**Exercise brief:**
Give back the whole listing exactly as shown.

****

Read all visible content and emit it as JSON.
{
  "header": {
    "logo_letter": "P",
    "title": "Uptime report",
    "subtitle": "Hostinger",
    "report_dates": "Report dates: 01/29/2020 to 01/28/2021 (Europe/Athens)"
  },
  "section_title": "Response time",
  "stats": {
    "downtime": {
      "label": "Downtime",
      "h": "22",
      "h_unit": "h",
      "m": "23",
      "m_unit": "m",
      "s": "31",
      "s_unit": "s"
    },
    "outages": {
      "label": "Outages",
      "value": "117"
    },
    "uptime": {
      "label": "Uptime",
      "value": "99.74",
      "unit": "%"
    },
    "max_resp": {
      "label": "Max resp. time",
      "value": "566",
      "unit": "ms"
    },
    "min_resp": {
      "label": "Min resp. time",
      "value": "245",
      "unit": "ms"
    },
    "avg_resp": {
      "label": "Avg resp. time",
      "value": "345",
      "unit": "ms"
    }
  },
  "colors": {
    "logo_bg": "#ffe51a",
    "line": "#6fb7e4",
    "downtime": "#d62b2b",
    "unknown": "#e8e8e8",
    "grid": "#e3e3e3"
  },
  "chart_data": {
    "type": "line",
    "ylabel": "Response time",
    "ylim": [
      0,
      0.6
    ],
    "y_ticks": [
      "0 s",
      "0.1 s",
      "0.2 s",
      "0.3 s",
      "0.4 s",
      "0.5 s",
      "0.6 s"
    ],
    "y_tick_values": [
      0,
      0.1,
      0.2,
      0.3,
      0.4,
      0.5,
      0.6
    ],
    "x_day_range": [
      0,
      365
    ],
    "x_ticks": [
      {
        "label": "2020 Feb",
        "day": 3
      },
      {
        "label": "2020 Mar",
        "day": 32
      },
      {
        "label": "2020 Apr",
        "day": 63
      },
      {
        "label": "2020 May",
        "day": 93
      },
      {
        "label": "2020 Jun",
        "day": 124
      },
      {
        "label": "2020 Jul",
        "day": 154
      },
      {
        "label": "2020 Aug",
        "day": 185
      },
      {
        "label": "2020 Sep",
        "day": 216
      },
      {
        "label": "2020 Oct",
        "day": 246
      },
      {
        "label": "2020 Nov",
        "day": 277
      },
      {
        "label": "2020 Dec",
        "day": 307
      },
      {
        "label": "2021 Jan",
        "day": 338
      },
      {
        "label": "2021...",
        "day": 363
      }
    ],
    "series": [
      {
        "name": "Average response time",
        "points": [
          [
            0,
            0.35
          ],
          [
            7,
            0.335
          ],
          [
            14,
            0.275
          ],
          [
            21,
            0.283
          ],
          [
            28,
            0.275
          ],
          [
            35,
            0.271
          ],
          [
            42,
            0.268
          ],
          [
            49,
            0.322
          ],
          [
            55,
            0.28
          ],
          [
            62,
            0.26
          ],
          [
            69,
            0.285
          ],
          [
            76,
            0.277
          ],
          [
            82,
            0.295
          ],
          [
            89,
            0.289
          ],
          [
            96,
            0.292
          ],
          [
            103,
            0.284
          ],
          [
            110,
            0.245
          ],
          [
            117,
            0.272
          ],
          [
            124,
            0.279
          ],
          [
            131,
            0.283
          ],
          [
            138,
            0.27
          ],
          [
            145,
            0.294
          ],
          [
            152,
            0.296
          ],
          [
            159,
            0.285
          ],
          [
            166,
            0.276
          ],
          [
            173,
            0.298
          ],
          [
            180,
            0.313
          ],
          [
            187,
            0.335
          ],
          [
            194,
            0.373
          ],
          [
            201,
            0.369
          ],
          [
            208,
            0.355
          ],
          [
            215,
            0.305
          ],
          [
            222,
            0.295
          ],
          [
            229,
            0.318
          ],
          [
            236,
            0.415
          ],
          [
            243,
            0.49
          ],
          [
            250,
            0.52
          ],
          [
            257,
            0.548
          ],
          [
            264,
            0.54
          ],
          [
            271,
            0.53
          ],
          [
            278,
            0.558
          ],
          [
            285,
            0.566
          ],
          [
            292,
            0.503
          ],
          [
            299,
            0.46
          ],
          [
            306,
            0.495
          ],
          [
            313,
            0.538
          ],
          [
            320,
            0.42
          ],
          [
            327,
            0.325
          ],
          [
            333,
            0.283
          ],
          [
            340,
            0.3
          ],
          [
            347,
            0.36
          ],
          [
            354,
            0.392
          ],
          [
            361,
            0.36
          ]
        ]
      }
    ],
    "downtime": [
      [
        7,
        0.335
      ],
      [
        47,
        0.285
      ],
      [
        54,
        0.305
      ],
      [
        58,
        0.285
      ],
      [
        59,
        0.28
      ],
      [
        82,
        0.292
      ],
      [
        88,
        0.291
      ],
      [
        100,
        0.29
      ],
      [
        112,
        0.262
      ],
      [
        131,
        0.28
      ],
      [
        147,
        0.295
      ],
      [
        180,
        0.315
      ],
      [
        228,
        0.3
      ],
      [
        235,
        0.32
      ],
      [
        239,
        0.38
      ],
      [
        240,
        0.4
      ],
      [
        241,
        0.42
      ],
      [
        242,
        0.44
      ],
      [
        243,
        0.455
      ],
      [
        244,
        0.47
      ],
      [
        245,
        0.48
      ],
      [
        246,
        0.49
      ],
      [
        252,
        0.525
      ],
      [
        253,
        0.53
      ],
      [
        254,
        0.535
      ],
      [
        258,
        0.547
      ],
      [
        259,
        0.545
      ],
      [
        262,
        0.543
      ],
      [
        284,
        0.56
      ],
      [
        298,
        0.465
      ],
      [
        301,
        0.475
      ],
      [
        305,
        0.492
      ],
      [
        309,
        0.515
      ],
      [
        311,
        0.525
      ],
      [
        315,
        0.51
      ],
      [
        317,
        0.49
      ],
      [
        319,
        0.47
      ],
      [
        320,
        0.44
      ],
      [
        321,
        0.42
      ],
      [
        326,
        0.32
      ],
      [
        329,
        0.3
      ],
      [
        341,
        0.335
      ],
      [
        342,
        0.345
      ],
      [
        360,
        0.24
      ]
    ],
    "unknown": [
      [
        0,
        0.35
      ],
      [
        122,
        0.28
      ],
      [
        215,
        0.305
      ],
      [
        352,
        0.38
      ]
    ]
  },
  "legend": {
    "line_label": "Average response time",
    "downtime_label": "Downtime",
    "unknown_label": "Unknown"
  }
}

****

**Reply to the exercise:**
Read all visible content and emit it as JSON.
{
  "header": {
    "logo_letter": "P",
    "title": "Uptime report",
    "subtitle": "Hostinger",
    "report_dates": "Report dates: 01/29/2020 to 01/28/2021 (Europe/Athens)"
  },
  "section_title": "Response time",
  "stats": {
    "downtime": {
      "label": "Downtime",
      "h": "22",
      "h_unit": "h",
      "m": "23",
      "m_unit": "m",
      "s": "31",
      "s_unit": "s"
    },
    "outages": {
      "label": "Outages",
      "value": "117"
    },
    "uptime": {
      "label": "Uptime",
      "value": "99.74",
      "unit": "%"
    },
    "max_resp": {
      "label": "Max resp. time",
      "value": "566",
      "unit": "ms"
    },
    "min_resp": {
      "label": "Min resp. time",
      "value": "245",
      "unit": "ms"
    },
    "avg_resp": {
      "label": "Avg resp. time",
      "value": "345",
      "unit": "ms"
    }
  },
  "colors": {
    "logo_bg": "#ffe51a",
    "line": "#6fb7e4",
    "downtime": "#d62b2b",
    "unknown": "#e8e8e8",
    "grid": "#e3e3e3"
  },
  "chart_data": {
    "type": "line",
    "ylabel": "Response time",
    "ylim": [
      0,
      0.6
    ],
    "y_ticks": [
      "0 s",
      "0.1 s",
      "0.2 s",
      "0.3 s",
      "0.4 s",
      "0.5 s",
      "0.6 s"
    ],
    "y_tick_values": [
      0,
      0.1,
      0.2,
      0.3,
      0.4,
      0.5,
      0.6
    ],
    "x_day_range": [
      0,
      365
    ],
    "x_ticks": [
      {
        "label": "2020 Feb",
        "day": 3
      },
      {
        "label": "2020 Mar",
        "day": 32
      },
      {
        "label": "2020 Apr",
        "day": 63
      },
      {
        "label": "2020 May",
        "day": 93
      },
      {
        "label": "2020 Jun",
        "day": 124
      },
      {
        "label": "2020 Jul",
        "day": 154
      },
      {
        "label": "2020 Aug",
        "day": 185
      },
      {
        "label": "2020 Sep",
        "day": 216
      },
      {
        "label": "2020 Oct",
        "day": 246
      },
      {
        "label": "2020 Nov",
        "day": 277
      },
      {
        "label": "2020 Dec",
        "day": 307
      },
      {
        "label": "2021 Jan",
        "day": 338
      },
      {
        "label": "2021...",
        "day": 363
      }
    ],
    "series": [
      {
        "name": "Average response time",
        "points": [
          [
            0,
            0.35
          ],
          [
            7,
            0.335
          ],
          [
            14,
            0.275
          ],
          [
            21,
            0.283
          ],
          [
            28,
            0.275
          ],
          [
            35,
            0.271
          ],
          [
            42,
            0.268
          ],
          [
            49,
            0.322
          ],
          [
            55,
            0.28
          ],
          [
            62,
            0.26
          ],
          [
            69,
            0.285
          ],
          [
            76,
            0.277
          ],
          [
            82,
            0.295
          ],
          [
            89,
            0.289
          ],
          [
            96,
            0.292
          ],
          [
            103,
            0.284
          ],
          [
            110,
            0.245
          ],
          [
            117,
            0.272
          ],
          [
            124,
            0.279
          ],
          [
            131,
            0.283
          ],
          [
            138,
            0.27
          ],
          [
            145,
            0.294
          ],
          [
            152,
            0.296
          ],
          [
            159,
            0.285
          ],
          [
            166,
            0.276
          ],
          [
            173,
            0.298
          ],
          [
            180,
            0.313
          ],
          [
            187,
            0.335
          ],
          [
            194,
            0.373
          ],
          [
            201,
            0.369
          ],
          [
            208,
            0.355
          ],
          [
            215,
            0.305
          ],
          [
            222,
            0.295
          ],
          [
            229,
            0.318
          ],
          [
            236,
            0.415
          ],
          [
            243,
            0.49
          ],
          [
            250,
            0.52
          ],
          [
            257,
            0.548
          ],
          [
            264,
            0.54
          ],
          [
            271,
            0.53
          ],
          [
            278,
            0.558
          ],
          [
            285,
            0.566
          ],
          [
            292,
            0.503
          ],
          [
            299,
            0.46
          ],
          [
            306,
            0.495
          ],
          [
            313,
            0.538
          ],
          [
            320,
            0.42
          ],
          [
            327,
            0.325
          ],
          [
            333,
            0.283
          ],
          [
            340,
            0.3
          ],
          [
            347,
            0.36
          ],
          [
            354,
            0.392
          ],
          [
            361,
            0.36
          ]
        ]
      }
    ],
    "downtime": [
      [
        7,
        0.335
      ],
      [
        47,
        0.285
      ],
      [
        54,
        0.305
      ],
      [
        58,
        0.285
      ],
      [
        59,
        0.28
      ],
      [
        82,
        0.292
      ],
      [
        88,
        0.291
      ],
      [
        100,
        0.29
      ],
      [
        112,
        0.262
      ],
      [
        131,
        0.28
      ],
      [
        147,
        0.295
      ],
      [
        180,
        0.315
      ],
      [
        228,
        0.3
      ],
      [
        235,
        0.32
      ],
      [
        239,
        0.38
      ],
      [
        240,
        0.4
      ],
      [
        241,
        0.42
      ],
      [
        242,
        0.44
      ],
      [
        243,
        0.455
      ],
      [
        244,
        0.47
      ],
      [
        245,
        0.48
      ],
      [
        246,
        0.49
      ],
      [
        252,
        0.525
      ],
      [
        253,
        0.53
      ],
      [
        254,
        0.535
      ],
      [
        258,
        0.547
      ],
      [
        259,
        0.545
      ],
      [
        262,
        0.543
      ],
      [
        284,
        0.56
      ],
      [
        298,
        0.465
      ],
      [
        301,
        0.475
      ],
      [
        305,
        0.492
      ],
      [
        309,
        0.515
      ],
      [
        311,
        0.525
      ],
      [
        315,
        0.51
      ],
      [
        317,
        0.49
      ],
      [
        319,
        0.47
      ],
      [
        320,
        0.44
      ],
      [
        321,
        0.42
      ],
      [
        326,
        0.32
      ],
      [
        329,
        0.3
      ],
      [
        341,
        0.335
      ],
      [
        342,
        0.345
      ],
      [
        360,
        0.24
      ]
    ],
    "unknown": [
      [
        0,
        0.35
      ],
      [
        122,
        0.28
      ],
      [
        215,
        0.305
      ],
      [
        352,
        0.38
      ]
    ]
  },
  "legend": {
    "line_label": "Average response time",
    "downtime_label": "Downtime",
    "unknown_label": "Unknown"
  }
}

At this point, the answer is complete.